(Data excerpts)
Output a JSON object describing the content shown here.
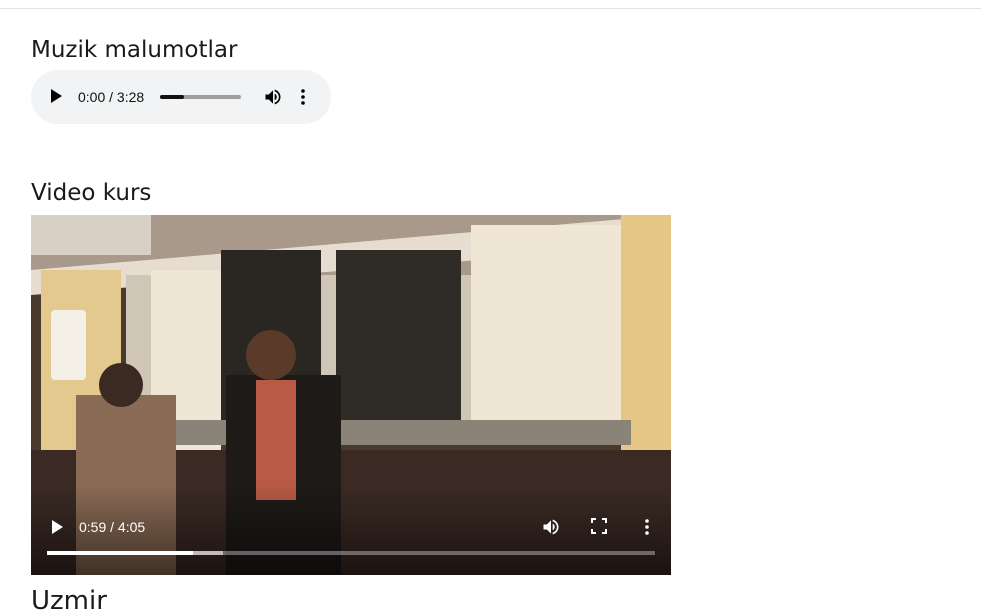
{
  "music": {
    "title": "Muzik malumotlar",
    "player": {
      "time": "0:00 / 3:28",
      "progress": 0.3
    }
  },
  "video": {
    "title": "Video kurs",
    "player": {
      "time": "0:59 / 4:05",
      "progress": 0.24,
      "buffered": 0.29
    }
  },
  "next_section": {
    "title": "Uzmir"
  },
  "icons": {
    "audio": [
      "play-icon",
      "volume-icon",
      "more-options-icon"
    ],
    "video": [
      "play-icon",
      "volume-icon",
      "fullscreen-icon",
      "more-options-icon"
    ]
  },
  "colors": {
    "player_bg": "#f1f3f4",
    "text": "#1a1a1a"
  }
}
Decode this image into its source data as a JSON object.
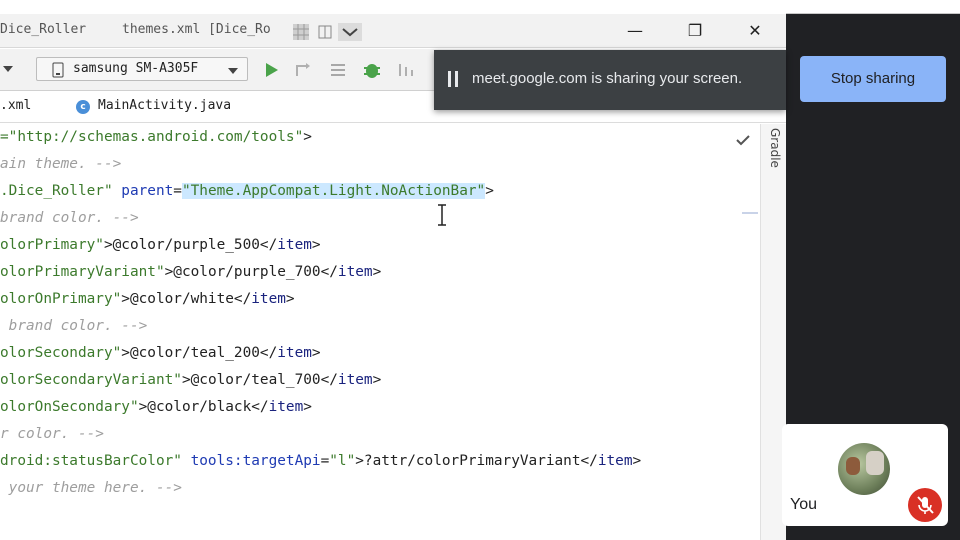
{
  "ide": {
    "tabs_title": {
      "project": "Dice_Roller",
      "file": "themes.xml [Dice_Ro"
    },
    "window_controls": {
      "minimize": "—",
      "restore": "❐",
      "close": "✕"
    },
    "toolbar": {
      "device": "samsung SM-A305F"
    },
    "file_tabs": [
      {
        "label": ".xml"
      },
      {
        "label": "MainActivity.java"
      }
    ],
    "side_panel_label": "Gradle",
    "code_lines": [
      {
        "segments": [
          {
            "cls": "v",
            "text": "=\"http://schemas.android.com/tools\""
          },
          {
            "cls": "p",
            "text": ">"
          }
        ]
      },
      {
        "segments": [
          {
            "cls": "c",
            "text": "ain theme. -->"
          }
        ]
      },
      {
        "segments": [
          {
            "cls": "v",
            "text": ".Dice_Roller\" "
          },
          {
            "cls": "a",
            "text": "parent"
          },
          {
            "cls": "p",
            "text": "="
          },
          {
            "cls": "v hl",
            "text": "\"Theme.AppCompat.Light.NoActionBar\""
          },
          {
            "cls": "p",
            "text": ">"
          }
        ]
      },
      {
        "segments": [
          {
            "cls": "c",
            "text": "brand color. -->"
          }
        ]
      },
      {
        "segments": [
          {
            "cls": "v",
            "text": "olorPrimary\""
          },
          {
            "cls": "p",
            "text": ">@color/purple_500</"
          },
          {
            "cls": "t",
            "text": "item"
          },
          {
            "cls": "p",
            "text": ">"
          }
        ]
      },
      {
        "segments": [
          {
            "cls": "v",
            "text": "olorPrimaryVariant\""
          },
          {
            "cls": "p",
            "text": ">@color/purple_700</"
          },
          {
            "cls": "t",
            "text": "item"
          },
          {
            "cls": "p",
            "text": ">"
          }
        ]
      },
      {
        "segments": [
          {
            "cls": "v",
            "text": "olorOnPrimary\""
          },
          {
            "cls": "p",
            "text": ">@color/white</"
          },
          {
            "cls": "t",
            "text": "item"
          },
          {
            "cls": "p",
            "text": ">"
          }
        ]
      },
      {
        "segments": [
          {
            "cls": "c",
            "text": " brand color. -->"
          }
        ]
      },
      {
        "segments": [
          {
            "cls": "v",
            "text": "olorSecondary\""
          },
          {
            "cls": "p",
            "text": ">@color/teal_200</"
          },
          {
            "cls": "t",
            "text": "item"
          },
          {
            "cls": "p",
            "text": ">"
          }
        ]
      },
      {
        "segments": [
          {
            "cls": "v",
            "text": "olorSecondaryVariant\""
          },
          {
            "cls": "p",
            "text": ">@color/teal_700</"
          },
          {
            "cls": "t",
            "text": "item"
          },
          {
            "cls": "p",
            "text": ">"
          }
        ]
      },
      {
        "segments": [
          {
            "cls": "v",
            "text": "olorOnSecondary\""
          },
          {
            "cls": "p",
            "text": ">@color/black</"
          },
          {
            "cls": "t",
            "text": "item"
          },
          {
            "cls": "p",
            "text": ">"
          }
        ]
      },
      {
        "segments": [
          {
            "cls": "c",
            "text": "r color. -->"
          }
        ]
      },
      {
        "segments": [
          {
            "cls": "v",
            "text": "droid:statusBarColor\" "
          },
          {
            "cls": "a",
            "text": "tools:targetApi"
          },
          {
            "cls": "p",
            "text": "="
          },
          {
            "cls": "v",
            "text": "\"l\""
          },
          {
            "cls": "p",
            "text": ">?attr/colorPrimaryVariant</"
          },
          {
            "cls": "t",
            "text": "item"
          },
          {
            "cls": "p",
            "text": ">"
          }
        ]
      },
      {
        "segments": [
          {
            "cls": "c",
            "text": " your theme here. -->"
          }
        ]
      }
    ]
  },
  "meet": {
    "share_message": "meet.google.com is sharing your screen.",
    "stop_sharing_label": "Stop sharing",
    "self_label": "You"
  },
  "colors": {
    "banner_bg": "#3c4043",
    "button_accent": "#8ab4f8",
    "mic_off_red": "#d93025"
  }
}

# What you should do:
Lines containing the string "your" are to be selected and copied.

# Response:
            "text": " your theme here. -->"
    "share_message": "meet.google.com is sharing your screen.",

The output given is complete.